→ **TASK**:
Set the listing down unchanged, minus every embedded image.

-- start --

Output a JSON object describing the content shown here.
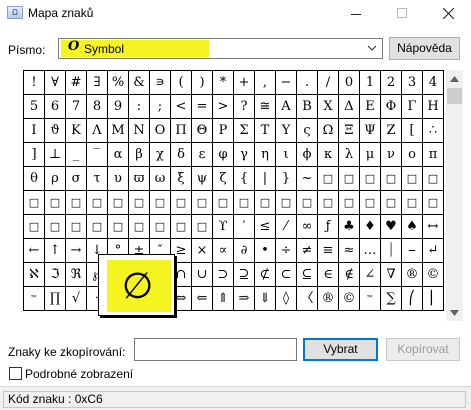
{
  "window": {
    "title": "Mapa znaků",
    "app_icon_text": "Ω"
  },
  "font_row": {
    "label": "Písmo:",
    "font_icon": "O",
    "selected_font": "Symbol",
    "help_label": "Nápověda"
  },
  "grid": [
    [
      "!",
      "∀",
      "#",
      "∃",
      "%",
      "&",
      "∍",
      "(",
      ")",
      "*",
      "+",
      ",",
      "−",
      ".",
      "/",
      "0",
      "1",
      "2",
      "3",
      "4"
    ],
    [
      "5",
      "6",
      "7",
      "8",
      "9",
      ":",
      ";",
      "<",
      "=",
      ">",
      "?",
      "≅",
      "Α",
      "Β",
      "Χ",
      "Δ",
      "Ε",
      "Φ",
      "Γ",
      "Η"
    ],
    [
      "Ι",
      "ϑ",
      "Κ",
      "Λ",
      "Μ",
      "Ν",
      "Ο",
      "Π",
      "Θ",
      "Ρ",
      "Σ",
      "Τ",
      "Υ",
      "ς",
      "Ω",
      "Ξ",
      "Ψ",
      "Ζ",
      "[",
      "∴"
    ],
    [
      "]",
      "⊥",
      "_",
      "‾",
      "α",
      "β",
      "χ",
      "δ",
      "ε",
      "φ",
      "γ",
      "η",
      "ι",
      "ϕ",
      "κ",
      "λ",
      "μ",
      "ν",
      "ο",
      "π"
    ],
    [
      "θ",
      "ρ",
      "σ",
      "τ",
      "υ",
      "ϖ",
      "ω",
      "ξ",
      "ψ",
      "ζ",
      "{",
      "|",
      "}",
      "~",
      "□",
      "□",
      "□",
      "□",
      "□",
      "□"
    ],
    [
      "□",
      "□",
      "□",
      "□",
      "□",
      "□",
      "□",
      "□",
      "□",
      "□",
      "□",
      "□",
      "□",
      "□",
      "□",
      "□",
      "□",
      "□",
      "□",
      "□"
    ],
    [
      "□",
      "□",
      "□",
      "□",
      "□",
      "□",
      "□",
      "□",
      "□",
      "ϒ",
      "′",
      "≤",
      "⁄",
      "∞",
      "ƒ",
      "♣",
      "♦",
      "♥",
      "♠",
      "↔"
    ],
    [
      "←",
      "↑",
      "→",
      "↓",
      "°",
      "±",
      "″",
      "≥",
      "×",
      "∝",
      "∂",
      "•",
      "÷",
      "≠",
      "≡",
      "≈",
      "…",
      "⏐",
      "⎯",
      "↵"
    ],
    [
      "ℵ",
      "ℑ",
      "ℜ",
      "℘",
      "⊗",
      "⊕",
      "∅",
      "∩",
      "∪",
      "⊃",
      "⊇",
      "⊄",
      "⊂",
      "⊆",
      "∈",
      "∉",
      "∠",
      "∇",
      "®",
      "©"
    ],
    [
      "™",
      "∏",
      "√",
      "⋅",
      "¬",
      "∧",
      "∨",
      "⇔",
      "⇐",
      "⇑",
      "⇒",
      "⇓",
      "◊",
      "〈",
      "®",
      "©",
      "™",
      "∑",
      "⎛",
      "⎜"
    ]
  ],
  "magnifier": {
    "glyph": "∅"
  },
  "copy_row": {
    "label": "Znaky ke zkopírování:",
    "value": "",
    "select_label": "Vybrat",
    "copy_label": "Kopírovat"
  },
  "advanced": {
    "label": "Podrobné zobrazení",
    "checked": false
  },
  "status": {
    "text": "Kód znaku : 0xC6"
  },
  "colors": {
    "highlight": "#f5f320",
    "accent": "#0078d7"
  }
}
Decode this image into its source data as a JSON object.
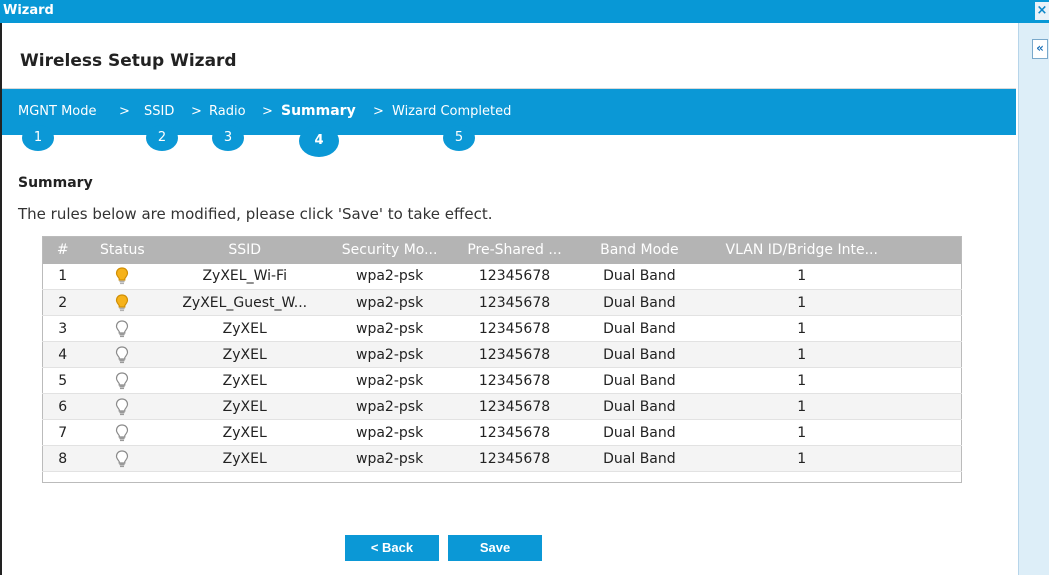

-- end --

→ **EXERCISE OUTPUT**:
Output a JSON object describing the content shown here.
{
  "window": {
    "title": "Mapa znaků",
    "app_icon_text": "Ω"
  },
  "font_row": {
    "label": "Písmo:",
    "font_icon": "O",
    "selected_font": "Symbol",
    "help_label": "Nápověda"
  },
  "grid": [
    [
      "!",
      "∀",
      "#",
      "∃",
      "%",
      "&",
      "∍",
      "(",
      ")",
      "*",
      "+",
      ",",
      "−",
      ".",
      "/",
      "0",
      "1",
      "2",
      "3",
      "4"
    ],
    [
      "5",
      "6",
      "7",
      "8",
      "9",
      ":",
      ";",
      "<",
      "=",
      ">",
      "?",
      "≅",
      "Α",
      "Β",
      "Χ",
      "Δ",
      "Ε",
      "Φ",
      "Γ",
      "Η"
    ],
    [
      "Ι",
      "ϑ",
      "Κ",
      "Λ",
      "Μ",
      "Ν",
      "Ο",
      "Π",
      "Θ",
      "Ρ",
      "Σ",
      "Τ",
      "Υ",
      "ς",
      "Ω",
      "Ξ",
      "Ψ",
      "Ζ",
      "[",
      "∴"
    ],
    [
      "]",
      "⊥",
      "_",
      "‾",
      "α",
      "β",
      "χ",
      "δ",
      "ε",
      "φ",
      "γ",
      "η",
      "ι",
      "ϕ",
      "κ",
      "λ",
      "μ",
      "ν",
      "ο",
      "π"
    ],
    [
      "θ",
      "ρ",
      "σ",
      "τ",
      "υ",
      "ϖ",
      "ω",
      "ξ",
      "ψ",
      "ζ",
      "{",
      "|",
      "}",
      "~",
      "□",
      "□",
      "□",
      "□",
      "□",
      "□"
    ],
    [
      "□",
      "□",
      "□",
      "□",
      "□",
      "□",
      "□",
      "□",
      "□",
      "□",
      "□",
      "□",
      "□",
      "□",
      "□",
      "□",
      "□",
      "□",
      "□",
      "□"
    ],
    [
      "□",
      "□",
      "□",
      "□",
      "□",
      "□",
      "□",
      "□",
      "□",
      "ϒ",
      "′",
      "≤",
      "⁄",
      "∞",
      "ƒ",
      "♣",
      "♦",
      "♥",
      "♠",
      "↔"
    ],
    [
      "←",
      "↑",
      "→",
      "↓",
      "°",
      "±",
      "″",
      "≥",
      "×",
      "∝",
      "∂",
      "•",
      "÷",
      "≠",
      "≡",
      "≈",
      "…",
      "⏐",
      "⎯",
      "↵"
    ],
    [
      "ℵ",
      "ℑ",
      "ℜ",
      "℘",
      "⊗",
      "⊕",
      "∅",
      "∩",
      "∪",
      "⊃",
      "⊇",
      "⊄",
      "⊂",
      "⊆",
      "∈",
      "∉",
      "∠",
      "∇",
      "®",
      "©"
    ],
    [
      "™",
      "∏",
      "√",
      "⋅",
      "¬",
      "∧",
      "∨",
      "⇔",
      "⇐",
      "⇑",
      "⇒",
      "⇓",
      "◊",
      "〈",
      "®",
      "©",
      "™",
      "∑",
      "⎛",
      "⎜"
    ]
  ],
  "magnifier": {
    "glyph": "∅"
  },
  "copy_row": {
    "label": "Znaky ke zkopírování:",
    "value": "",
    "select_label": "Vybrat",
    "copy_label": "Kopírovat"
  },
  "advanced": {
    "label": "Podrobné zobrazení",
    "checked": false
  },
  "status": {
    "text": "Kód znaku : 0xC6"
  },
  "colors": {
    "highlight": "#f5f320",
    "accent": "#0078d7"
  }
}
Decode this image into its source data as a JSON object.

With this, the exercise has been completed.